*WRITTEN PROBLEM*
Output, word for word, the line that contains "What data populates" and all lines following it to the end of the listing. Drop the pictures.

*Entries with figure data*

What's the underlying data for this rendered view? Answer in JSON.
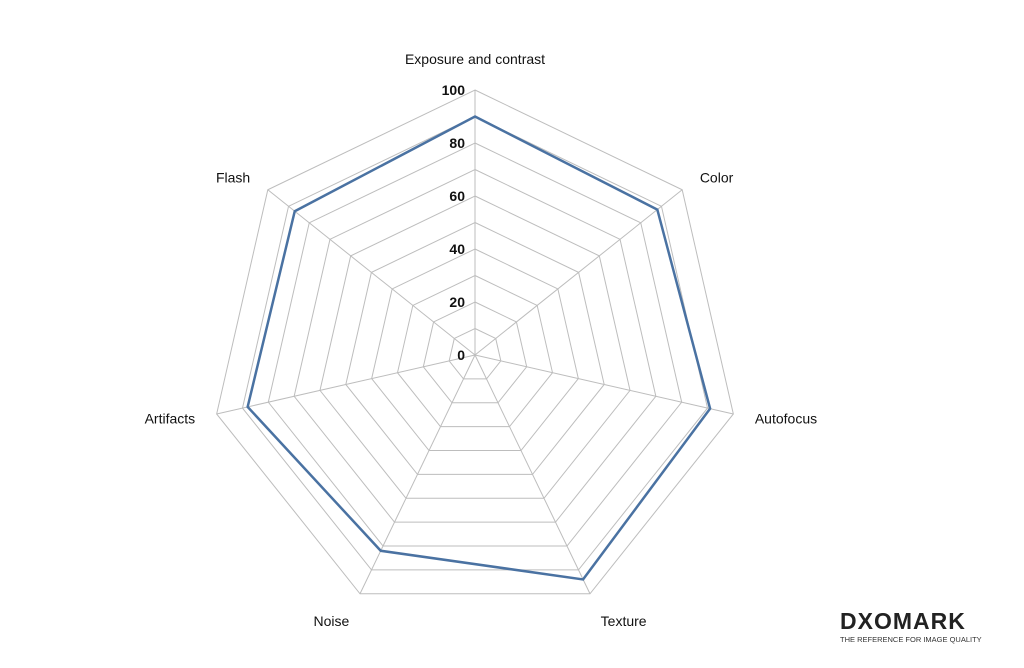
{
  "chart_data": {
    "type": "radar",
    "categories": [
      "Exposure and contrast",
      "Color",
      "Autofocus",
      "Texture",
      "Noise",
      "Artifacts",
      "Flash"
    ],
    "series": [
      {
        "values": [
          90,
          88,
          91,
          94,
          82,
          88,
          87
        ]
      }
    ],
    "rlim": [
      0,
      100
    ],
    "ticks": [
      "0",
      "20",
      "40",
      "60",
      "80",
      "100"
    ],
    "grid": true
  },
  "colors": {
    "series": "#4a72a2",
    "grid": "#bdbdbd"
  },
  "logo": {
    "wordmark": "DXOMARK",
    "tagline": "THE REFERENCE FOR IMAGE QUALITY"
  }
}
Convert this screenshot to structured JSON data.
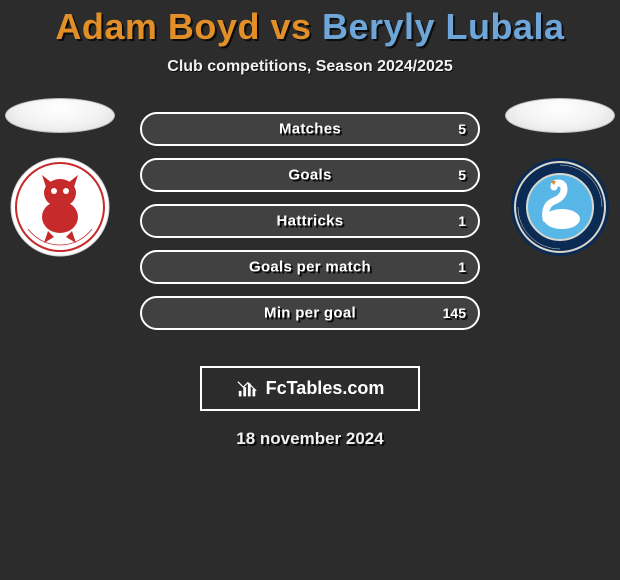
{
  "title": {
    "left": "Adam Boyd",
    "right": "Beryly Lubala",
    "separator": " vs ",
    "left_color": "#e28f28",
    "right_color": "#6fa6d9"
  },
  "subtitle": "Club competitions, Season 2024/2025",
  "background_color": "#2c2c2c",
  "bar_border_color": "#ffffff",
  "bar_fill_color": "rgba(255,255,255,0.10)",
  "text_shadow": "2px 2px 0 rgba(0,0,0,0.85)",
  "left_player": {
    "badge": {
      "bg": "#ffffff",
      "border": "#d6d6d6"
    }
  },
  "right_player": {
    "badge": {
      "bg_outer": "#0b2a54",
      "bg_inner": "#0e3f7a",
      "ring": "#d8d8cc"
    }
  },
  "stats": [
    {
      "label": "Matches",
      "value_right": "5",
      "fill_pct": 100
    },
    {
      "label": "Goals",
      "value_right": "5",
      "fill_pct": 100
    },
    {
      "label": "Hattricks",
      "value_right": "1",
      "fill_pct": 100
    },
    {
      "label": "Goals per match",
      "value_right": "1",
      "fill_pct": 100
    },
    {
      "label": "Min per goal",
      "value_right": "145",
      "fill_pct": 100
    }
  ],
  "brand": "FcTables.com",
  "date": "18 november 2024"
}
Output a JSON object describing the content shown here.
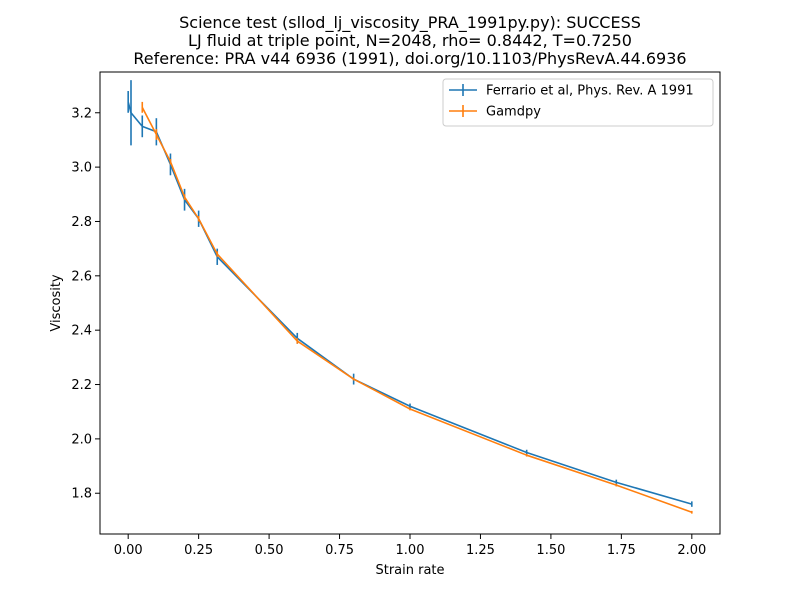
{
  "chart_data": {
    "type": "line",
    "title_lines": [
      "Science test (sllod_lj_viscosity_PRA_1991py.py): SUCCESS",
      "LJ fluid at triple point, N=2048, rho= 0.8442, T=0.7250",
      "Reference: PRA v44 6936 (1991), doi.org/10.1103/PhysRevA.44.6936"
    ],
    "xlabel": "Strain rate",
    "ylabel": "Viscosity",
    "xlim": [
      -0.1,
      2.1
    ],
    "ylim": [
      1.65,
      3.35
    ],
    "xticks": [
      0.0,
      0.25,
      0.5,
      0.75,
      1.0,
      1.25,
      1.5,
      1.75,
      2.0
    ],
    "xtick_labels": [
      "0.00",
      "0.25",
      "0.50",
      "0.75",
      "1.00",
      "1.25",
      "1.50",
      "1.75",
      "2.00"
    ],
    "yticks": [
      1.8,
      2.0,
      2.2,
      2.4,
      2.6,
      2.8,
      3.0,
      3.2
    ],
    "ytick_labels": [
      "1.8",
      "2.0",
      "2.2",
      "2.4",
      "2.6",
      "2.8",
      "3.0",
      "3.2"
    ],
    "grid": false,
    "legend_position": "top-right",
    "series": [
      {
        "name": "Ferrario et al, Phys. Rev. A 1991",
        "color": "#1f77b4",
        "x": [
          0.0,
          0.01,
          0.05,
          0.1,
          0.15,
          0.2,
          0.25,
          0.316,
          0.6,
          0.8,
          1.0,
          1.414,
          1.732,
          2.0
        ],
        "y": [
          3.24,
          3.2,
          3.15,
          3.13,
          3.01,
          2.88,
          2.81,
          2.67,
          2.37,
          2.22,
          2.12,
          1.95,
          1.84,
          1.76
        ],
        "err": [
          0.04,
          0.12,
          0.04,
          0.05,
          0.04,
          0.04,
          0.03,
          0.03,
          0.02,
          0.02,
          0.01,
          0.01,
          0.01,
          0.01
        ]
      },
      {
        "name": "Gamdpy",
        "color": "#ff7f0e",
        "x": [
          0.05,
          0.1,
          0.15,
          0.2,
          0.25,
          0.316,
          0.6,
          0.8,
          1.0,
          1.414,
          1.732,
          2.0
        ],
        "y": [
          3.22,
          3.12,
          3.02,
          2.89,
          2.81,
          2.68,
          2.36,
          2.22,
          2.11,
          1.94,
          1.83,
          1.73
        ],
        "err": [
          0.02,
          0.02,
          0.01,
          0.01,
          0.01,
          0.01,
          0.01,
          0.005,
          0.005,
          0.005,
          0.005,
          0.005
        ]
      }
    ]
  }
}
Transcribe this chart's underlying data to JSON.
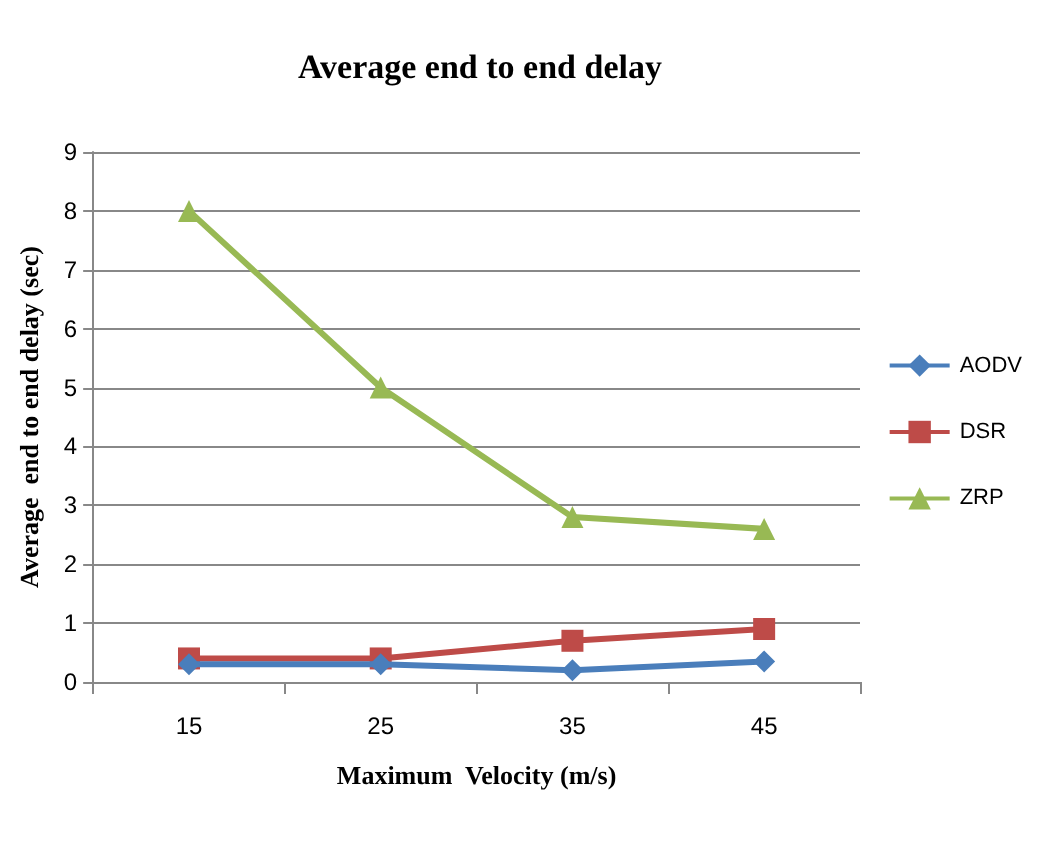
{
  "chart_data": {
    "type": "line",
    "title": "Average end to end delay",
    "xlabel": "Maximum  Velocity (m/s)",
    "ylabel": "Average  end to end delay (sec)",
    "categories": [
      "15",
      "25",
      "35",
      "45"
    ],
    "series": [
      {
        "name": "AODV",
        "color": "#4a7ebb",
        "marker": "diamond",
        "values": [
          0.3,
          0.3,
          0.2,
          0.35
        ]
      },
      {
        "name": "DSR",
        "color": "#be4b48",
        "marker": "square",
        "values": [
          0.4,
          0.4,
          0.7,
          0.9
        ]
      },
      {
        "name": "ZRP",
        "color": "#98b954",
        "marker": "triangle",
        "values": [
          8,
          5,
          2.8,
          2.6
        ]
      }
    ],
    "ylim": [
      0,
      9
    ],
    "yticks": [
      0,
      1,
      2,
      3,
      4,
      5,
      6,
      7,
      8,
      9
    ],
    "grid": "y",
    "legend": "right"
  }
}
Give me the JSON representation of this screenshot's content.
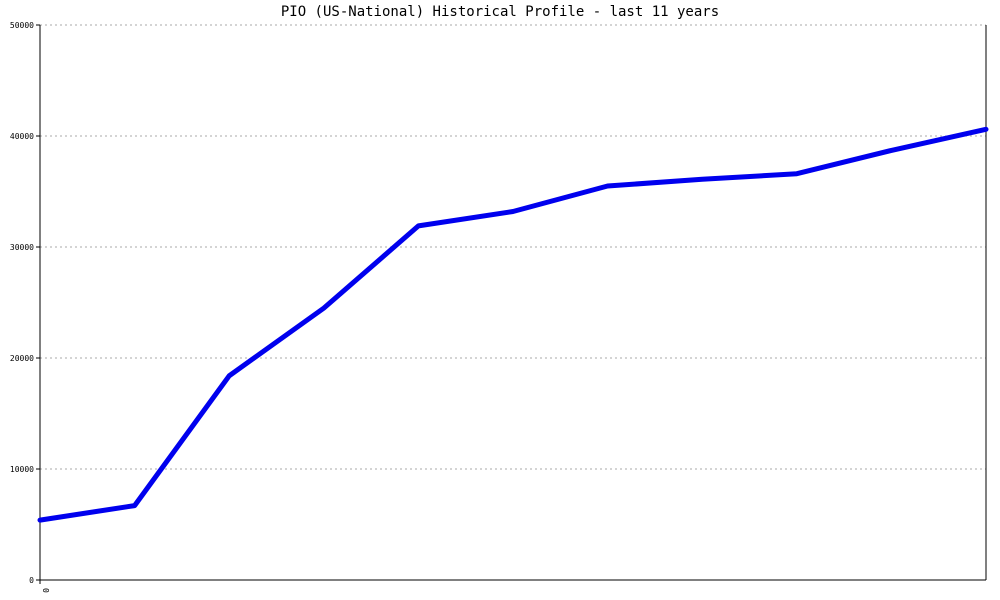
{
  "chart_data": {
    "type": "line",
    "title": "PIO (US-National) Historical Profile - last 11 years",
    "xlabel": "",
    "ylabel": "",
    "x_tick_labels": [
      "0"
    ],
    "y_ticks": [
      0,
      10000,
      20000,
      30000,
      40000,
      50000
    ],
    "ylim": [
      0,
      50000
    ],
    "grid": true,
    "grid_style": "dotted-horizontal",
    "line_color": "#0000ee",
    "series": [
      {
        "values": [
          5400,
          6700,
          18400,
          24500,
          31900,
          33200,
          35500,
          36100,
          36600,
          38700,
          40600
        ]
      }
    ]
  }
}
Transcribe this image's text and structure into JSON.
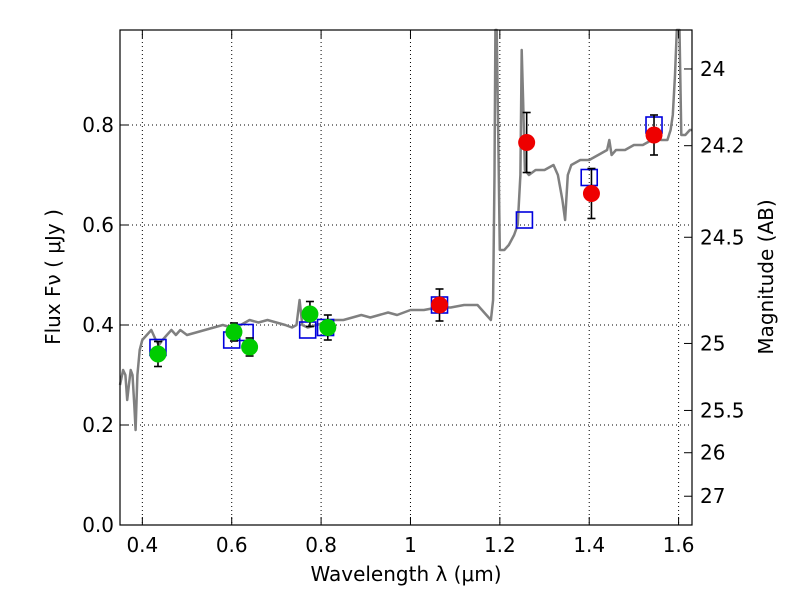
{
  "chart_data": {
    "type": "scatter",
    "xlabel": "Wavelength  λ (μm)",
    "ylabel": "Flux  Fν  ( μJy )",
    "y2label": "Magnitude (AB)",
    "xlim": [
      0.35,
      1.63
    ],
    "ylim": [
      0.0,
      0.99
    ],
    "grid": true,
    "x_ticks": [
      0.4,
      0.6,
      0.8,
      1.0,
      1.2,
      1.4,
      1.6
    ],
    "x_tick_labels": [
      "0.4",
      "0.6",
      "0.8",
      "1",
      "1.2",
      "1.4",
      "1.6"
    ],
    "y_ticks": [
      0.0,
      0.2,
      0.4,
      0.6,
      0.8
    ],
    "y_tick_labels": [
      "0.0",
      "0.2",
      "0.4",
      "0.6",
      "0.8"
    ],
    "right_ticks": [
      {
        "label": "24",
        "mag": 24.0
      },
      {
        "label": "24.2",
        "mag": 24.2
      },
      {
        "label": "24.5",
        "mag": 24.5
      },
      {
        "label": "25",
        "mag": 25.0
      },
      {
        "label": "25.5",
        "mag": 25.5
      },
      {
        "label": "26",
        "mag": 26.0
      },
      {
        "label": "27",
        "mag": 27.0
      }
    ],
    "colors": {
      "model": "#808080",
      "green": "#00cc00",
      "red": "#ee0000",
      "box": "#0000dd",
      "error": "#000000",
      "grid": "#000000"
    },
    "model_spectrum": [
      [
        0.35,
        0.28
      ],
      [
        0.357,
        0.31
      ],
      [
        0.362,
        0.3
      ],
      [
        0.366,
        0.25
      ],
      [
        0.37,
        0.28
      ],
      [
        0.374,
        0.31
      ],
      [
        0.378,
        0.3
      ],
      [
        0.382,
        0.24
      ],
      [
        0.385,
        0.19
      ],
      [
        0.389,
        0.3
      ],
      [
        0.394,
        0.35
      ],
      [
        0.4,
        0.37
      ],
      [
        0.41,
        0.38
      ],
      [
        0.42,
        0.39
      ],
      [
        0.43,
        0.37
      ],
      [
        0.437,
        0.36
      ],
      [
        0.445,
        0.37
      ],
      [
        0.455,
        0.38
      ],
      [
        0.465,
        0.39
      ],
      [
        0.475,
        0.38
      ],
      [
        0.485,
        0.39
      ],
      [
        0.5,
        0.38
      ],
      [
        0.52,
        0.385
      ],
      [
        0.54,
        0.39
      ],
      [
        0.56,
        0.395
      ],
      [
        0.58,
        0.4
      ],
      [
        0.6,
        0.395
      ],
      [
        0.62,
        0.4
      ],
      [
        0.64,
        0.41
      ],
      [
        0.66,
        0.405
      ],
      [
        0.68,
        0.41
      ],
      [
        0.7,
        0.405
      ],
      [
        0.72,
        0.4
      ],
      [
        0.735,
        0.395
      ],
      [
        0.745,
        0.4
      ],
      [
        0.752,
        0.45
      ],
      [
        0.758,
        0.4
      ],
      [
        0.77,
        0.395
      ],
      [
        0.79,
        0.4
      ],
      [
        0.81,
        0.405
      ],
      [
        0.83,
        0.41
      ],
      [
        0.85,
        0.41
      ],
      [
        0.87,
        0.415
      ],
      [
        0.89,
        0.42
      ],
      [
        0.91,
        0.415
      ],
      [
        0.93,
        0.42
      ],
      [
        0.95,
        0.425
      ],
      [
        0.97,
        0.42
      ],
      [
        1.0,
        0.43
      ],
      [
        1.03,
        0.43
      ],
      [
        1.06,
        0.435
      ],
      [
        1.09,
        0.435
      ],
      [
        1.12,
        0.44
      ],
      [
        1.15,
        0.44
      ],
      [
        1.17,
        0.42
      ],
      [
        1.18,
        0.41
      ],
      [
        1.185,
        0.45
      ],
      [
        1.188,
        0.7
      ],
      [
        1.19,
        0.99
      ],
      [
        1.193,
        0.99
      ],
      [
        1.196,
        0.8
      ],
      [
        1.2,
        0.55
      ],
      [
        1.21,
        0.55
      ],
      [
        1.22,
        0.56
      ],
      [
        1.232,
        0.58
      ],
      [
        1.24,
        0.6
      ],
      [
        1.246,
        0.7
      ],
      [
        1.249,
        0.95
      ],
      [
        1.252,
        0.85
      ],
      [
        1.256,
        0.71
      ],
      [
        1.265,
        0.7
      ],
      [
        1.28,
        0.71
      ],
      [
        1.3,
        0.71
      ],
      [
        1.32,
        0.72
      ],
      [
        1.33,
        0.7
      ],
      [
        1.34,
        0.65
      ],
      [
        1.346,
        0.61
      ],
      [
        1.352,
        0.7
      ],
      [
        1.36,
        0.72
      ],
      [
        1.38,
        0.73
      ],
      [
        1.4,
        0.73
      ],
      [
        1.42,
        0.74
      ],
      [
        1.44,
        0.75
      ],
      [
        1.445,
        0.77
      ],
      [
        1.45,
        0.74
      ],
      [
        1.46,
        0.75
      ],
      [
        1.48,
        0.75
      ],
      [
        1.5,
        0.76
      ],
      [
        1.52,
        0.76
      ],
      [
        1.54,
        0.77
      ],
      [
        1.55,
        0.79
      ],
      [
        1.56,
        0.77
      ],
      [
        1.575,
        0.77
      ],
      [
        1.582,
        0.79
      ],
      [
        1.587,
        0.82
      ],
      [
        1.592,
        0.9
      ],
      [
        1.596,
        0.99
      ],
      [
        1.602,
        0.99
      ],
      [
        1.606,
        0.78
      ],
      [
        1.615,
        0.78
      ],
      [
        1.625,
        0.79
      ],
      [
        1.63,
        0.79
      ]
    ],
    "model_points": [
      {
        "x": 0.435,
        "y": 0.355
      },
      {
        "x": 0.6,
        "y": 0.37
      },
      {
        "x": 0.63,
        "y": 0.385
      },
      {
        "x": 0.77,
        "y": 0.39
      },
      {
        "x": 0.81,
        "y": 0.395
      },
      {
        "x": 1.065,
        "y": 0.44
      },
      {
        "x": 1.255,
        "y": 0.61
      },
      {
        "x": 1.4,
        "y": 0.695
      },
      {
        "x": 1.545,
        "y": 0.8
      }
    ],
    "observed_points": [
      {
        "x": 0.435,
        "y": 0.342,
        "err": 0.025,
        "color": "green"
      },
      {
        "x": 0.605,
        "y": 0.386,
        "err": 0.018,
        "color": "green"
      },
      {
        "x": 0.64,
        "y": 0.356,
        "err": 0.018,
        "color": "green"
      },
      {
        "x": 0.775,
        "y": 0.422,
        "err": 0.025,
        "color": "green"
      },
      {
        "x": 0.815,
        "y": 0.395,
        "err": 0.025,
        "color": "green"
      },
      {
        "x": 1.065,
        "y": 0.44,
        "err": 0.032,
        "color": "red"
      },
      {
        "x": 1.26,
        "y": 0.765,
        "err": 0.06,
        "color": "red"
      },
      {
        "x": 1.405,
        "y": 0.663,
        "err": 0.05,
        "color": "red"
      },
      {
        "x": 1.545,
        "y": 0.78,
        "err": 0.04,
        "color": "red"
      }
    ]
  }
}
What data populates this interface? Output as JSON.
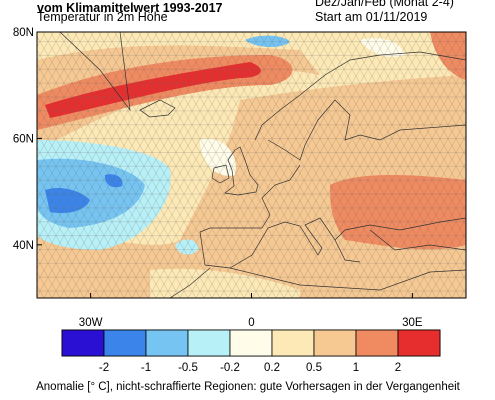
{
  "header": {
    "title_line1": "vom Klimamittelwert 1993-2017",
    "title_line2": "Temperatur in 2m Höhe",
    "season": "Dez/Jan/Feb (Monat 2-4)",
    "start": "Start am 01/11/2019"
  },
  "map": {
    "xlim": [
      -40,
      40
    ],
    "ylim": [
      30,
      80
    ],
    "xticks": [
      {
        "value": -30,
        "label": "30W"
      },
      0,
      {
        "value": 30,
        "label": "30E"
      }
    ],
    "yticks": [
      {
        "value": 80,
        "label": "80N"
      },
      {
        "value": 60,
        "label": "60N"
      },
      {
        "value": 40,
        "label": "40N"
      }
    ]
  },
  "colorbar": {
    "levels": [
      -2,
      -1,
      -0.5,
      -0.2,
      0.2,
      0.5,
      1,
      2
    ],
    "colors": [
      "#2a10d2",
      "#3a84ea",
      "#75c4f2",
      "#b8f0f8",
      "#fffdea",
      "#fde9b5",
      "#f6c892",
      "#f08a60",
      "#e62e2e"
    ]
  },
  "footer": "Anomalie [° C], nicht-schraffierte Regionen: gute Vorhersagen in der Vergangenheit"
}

*EXPECTED ANSWER*
What data populates this interface? Output as JSON.
{
  "header": {
    "title_line1": "vom Klimamittelwert 1993-2017",
    "title_line2": "Temperatur in 2m Höhe",
    "season": "Dez/Jan/Feb (Monat 2-4)",
    "start": "Start am 01/11/2019"
  },
  "map": {
    "xlim": [
      -40,
      40
    ],
    "ylim": [
      30,
      80
    ],
    "xticks": [
      {
        "value": -30,
        "label": "30W"
      },
      0,
      {
        "value": 30,
        "label": "30E"
      }
    ],
    "yticks": [
      {
        "value": 80,
        "label": "80N"
      },
      {
        "value": 60,
        "label": "60N"
      },
      {
        "value": 40,
        "label": "40N"
      }
    ]
  },
  "colorbar": {
    "levels": [
      -2,
      -1,
      -0.5,
      -0.2,
      0.2,
      0.5,
      1,
      2
    ],
    "colors": [
      "#2a10d2",
      "#3a84ea",
      "#75c4f2",
      "#b8f0f8",
      "#fffdea",
      "#fde9b5",
      "#f6c892",
      "#f08a60",
      "#e62e2e"
    ]
  },
  "footer": "Anomalie [° C], nicht-schraffierte Regionen: gute Vorhersagen in der Vergangenheit"
}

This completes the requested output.